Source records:
++++++++++++++++++++
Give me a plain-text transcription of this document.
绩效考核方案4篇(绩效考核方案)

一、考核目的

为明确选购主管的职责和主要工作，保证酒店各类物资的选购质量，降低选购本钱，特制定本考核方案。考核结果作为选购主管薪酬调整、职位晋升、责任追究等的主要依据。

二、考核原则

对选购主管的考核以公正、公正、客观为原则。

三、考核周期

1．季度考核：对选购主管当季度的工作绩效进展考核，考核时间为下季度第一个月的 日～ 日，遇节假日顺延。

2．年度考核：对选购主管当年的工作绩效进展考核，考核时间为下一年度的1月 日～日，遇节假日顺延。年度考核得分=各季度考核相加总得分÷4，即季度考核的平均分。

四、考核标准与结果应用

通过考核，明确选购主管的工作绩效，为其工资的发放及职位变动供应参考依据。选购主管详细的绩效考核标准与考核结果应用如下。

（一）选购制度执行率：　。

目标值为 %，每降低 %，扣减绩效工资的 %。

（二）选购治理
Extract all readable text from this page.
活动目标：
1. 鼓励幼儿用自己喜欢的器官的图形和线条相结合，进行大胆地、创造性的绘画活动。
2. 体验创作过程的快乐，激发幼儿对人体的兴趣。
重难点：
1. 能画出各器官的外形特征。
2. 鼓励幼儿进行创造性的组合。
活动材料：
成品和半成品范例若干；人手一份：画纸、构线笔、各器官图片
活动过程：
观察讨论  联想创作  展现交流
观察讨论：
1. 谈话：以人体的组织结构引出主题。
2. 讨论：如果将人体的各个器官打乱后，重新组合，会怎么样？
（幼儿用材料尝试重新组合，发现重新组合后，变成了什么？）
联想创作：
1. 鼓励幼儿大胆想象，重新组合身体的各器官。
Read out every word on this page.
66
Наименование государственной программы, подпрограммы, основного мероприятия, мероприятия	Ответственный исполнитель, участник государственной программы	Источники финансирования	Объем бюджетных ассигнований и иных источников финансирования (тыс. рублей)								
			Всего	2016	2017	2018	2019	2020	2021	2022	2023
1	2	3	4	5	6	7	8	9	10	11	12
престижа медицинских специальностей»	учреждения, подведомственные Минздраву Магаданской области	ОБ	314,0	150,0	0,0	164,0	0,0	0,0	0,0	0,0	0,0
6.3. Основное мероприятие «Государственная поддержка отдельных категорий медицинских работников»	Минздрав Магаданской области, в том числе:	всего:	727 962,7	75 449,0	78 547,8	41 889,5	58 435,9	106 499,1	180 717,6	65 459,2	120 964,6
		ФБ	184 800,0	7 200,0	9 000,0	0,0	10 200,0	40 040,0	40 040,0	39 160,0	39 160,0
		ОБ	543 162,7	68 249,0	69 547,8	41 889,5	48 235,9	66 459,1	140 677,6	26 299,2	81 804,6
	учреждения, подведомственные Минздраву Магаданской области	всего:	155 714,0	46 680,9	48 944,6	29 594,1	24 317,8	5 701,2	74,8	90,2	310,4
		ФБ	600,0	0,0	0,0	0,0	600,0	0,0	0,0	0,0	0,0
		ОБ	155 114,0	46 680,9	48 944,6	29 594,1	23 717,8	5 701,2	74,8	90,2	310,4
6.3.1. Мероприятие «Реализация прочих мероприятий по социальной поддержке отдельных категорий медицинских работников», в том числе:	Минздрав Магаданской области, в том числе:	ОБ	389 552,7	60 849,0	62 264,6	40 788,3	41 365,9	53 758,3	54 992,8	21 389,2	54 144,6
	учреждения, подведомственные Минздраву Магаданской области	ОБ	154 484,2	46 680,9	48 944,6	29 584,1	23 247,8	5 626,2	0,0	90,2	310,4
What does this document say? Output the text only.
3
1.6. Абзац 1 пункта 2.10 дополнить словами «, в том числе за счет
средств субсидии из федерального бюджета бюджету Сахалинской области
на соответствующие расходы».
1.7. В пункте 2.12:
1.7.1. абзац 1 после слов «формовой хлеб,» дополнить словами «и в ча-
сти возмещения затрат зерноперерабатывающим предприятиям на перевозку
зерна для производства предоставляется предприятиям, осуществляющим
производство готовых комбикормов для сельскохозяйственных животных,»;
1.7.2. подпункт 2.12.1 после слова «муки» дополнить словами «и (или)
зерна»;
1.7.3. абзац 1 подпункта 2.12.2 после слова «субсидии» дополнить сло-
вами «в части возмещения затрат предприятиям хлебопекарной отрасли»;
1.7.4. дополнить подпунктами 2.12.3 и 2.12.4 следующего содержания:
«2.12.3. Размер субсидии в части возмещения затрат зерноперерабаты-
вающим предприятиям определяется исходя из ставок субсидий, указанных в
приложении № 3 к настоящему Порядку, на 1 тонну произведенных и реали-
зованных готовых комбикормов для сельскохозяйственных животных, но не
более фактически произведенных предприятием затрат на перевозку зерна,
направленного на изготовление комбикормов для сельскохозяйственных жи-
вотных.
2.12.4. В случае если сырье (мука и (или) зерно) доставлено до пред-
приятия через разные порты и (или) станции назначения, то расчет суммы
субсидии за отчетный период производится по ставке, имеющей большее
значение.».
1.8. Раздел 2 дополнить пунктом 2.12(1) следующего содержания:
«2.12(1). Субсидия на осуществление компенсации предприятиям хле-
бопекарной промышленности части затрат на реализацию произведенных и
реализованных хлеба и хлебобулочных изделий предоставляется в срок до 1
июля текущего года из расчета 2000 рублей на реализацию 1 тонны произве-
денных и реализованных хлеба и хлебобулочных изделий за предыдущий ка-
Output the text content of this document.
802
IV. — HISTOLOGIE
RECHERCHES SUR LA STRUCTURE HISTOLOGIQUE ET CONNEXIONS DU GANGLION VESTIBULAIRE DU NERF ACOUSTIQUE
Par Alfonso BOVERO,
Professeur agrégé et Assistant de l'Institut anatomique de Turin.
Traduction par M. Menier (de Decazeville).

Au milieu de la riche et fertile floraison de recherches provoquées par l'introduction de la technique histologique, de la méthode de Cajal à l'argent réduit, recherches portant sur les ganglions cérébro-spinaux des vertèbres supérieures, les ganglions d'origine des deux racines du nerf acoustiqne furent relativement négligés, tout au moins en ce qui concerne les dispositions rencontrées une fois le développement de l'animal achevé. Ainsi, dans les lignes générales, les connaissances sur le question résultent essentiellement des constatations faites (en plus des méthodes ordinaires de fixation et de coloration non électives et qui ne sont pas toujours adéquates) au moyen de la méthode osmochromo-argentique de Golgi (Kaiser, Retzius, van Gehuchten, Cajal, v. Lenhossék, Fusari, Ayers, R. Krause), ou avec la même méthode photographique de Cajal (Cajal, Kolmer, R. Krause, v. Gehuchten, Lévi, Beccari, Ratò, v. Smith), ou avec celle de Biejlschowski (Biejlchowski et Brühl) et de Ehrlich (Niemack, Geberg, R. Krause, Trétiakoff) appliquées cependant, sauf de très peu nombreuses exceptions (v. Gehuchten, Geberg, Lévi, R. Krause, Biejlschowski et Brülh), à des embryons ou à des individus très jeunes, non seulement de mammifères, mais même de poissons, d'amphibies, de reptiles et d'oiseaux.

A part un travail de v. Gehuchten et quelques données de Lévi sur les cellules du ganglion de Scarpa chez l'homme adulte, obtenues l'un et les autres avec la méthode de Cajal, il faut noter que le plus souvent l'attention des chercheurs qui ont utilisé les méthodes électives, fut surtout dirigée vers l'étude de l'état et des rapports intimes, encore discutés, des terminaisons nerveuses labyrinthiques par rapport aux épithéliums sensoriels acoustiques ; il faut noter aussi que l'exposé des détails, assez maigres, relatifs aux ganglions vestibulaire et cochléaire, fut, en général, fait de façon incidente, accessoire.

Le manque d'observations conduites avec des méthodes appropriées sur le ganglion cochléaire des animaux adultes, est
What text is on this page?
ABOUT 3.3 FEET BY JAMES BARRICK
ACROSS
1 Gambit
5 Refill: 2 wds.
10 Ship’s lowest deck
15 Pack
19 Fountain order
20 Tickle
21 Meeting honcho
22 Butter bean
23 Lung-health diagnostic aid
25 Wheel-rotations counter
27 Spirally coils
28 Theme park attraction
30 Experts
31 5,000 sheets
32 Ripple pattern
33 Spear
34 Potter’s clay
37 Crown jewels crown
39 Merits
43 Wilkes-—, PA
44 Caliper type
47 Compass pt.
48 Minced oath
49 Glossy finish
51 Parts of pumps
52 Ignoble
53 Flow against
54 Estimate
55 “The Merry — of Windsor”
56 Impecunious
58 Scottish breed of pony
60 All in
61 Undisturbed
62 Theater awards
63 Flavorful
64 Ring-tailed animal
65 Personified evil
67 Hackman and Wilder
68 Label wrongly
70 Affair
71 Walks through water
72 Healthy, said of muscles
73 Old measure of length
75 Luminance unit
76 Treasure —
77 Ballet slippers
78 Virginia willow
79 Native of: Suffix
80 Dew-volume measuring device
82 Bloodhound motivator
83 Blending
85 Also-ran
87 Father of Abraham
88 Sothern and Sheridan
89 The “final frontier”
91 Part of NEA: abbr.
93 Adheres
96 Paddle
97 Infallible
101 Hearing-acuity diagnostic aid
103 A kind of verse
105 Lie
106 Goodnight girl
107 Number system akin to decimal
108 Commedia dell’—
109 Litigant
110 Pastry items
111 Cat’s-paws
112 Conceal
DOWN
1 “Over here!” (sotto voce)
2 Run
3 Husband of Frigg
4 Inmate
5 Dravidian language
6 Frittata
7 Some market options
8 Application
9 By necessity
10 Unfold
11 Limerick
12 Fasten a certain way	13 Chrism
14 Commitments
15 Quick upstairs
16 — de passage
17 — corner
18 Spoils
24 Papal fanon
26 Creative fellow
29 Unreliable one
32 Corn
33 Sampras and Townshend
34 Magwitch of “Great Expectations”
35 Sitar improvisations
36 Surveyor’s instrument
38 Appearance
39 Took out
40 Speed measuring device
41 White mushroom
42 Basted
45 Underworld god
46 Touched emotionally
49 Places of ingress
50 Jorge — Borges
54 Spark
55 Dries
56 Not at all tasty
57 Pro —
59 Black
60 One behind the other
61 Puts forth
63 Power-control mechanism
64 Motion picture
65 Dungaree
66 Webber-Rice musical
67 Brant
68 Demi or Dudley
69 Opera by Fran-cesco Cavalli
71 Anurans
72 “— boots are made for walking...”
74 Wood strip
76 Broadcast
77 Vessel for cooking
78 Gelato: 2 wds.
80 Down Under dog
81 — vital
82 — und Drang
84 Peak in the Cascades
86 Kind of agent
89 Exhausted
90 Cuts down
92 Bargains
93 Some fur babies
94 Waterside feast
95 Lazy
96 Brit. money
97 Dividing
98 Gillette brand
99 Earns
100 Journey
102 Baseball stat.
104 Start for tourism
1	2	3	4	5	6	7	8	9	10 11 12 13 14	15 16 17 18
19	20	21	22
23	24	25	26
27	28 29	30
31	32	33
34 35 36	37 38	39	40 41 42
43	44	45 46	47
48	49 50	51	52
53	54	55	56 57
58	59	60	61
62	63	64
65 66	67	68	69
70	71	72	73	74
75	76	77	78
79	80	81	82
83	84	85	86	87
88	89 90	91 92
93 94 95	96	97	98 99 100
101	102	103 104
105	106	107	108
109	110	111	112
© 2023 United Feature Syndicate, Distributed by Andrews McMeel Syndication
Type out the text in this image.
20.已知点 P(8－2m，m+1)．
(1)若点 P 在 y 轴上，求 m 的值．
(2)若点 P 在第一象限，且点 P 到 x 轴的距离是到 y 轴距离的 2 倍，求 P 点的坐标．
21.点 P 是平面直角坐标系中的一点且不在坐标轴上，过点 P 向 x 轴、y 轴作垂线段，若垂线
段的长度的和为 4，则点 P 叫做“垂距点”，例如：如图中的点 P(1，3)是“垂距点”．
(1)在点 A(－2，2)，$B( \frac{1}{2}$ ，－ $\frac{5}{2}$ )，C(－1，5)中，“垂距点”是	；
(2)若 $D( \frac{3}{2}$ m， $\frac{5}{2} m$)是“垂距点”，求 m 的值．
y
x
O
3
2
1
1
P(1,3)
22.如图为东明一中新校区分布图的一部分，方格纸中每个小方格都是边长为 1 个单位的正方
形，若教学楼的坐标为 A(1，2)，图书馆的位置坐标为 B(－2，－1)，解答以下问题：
++++++++++++++++++++
Look above for the line containing "Type out the text in this image.", then transcribe it and all lines after it through the last, exactly and with nothing else.

Type out the text in this image.
20.已知点 P(8－2m，m+1)．
(1)若点 P 在 y 轴上，求 m 的值．
(2)若点 P 在第一象限，且点 P 到 x 轴的距离是到 y 轴距离的 2 倍，求 P 点的坐标．
21.点 P 是平面直角坐标系中的一点且不在坐标轴上，过点 P 向 x 轴、y 轴作垂线段，若垂线
段的长度的和为 4，则点 P 叫做“垂距点”，例如：如图中的点 P(1，3)是“垂距点”．
(1)在点 A(－2，2)，$B( \frac{1}{2}$ ，－ $\frac{5}{2}$ )，C(－1，5)中，“垂距点”是	；
(2)若 $D( \frac{3}{2}$ m， $\frac{5}{2} m$)是“垂距点”，求 m 的值．
y
x
O
3
2
1
1
P(1,3)
22.如图为东明一中新校区分布图的一部分，方格纸中每个小方格都是边长为 1 个单位的正方
形，若教学楼的坐标为 A(1，2)，图书馆的位置坐标为 B(－2，－1)，解答以下问题：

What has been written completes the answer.